Locate every line in the records below that contains the word "Sensor", and copy each one.

**Raw records:**
▽

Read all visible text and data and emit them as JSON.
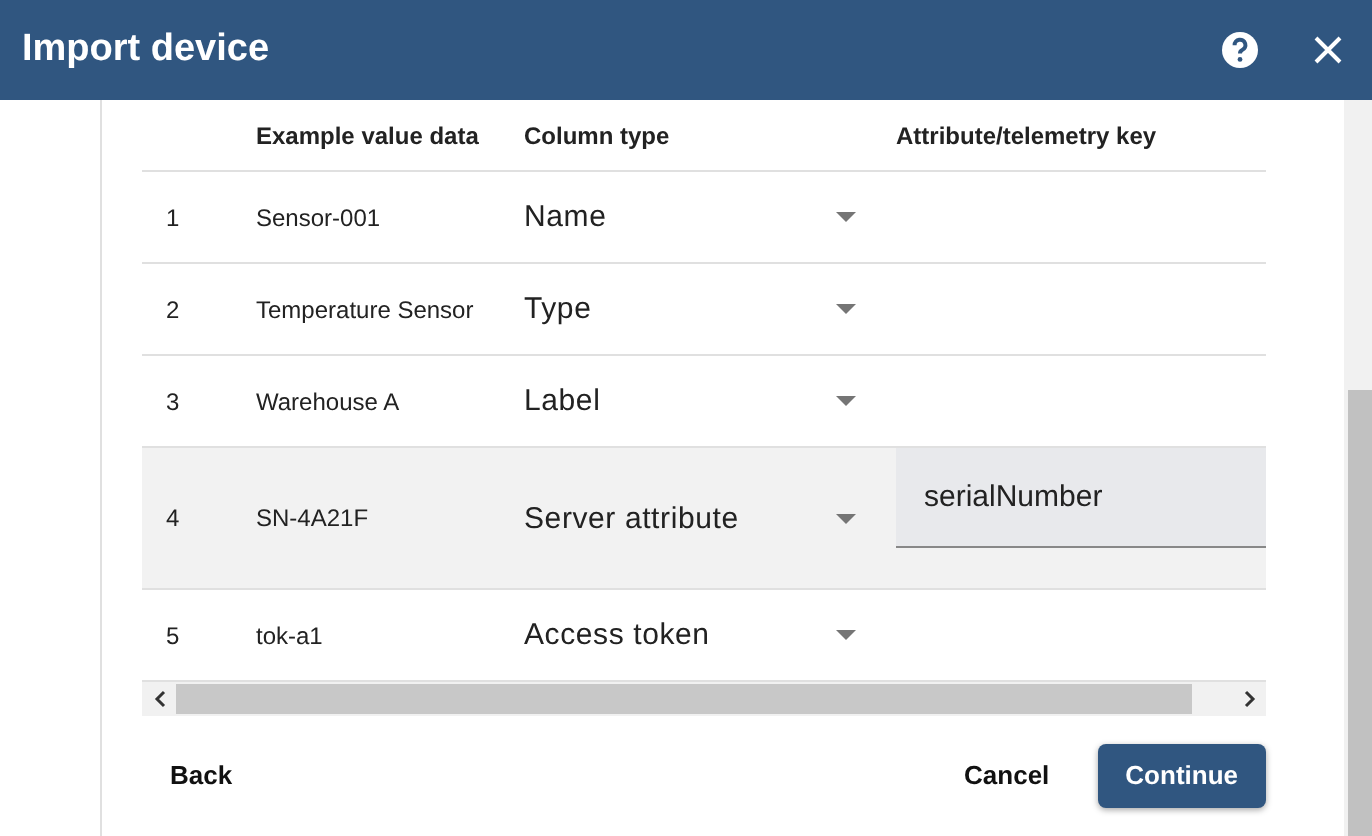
{
  "dialog": {
    "title": "Import device"
  },
  "table": {
    "columns": [
      "Example value data",
      "Column type",
      "Attribute/telemetry key"
    ],
    "rows": [
      {
        "number": "1",
        "example": "Sensor-001",
        "type": "Name",
        "highlighted": false
      },
      {
        "number": "2",
        "example": "Temperature Sensor",
        "type": "Type",
        "highlighted": false
      },
      {
        "number": "3",
        "example": "Warehouse A",
        "type": "Label",
        "highlighted": false
      },
      {
        "number": "4",
        "example": "SN-4A21F",
        "type": "Server attribute",
        "key": "serialNumber",
        "highlighted": true
      },
      {
        "number": "5",
        "example": "tok-a1",
        "type": "Access token",
        "highlighted": false
      }
    ]
  },
  "buttons": {
    "back": "Back",
    "cancel": "Cancel",
    "continue": "Continue"
  }
}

△

**Response to the task:**
        "example": "Sensor-001",
        "example": "Temperature Sensor",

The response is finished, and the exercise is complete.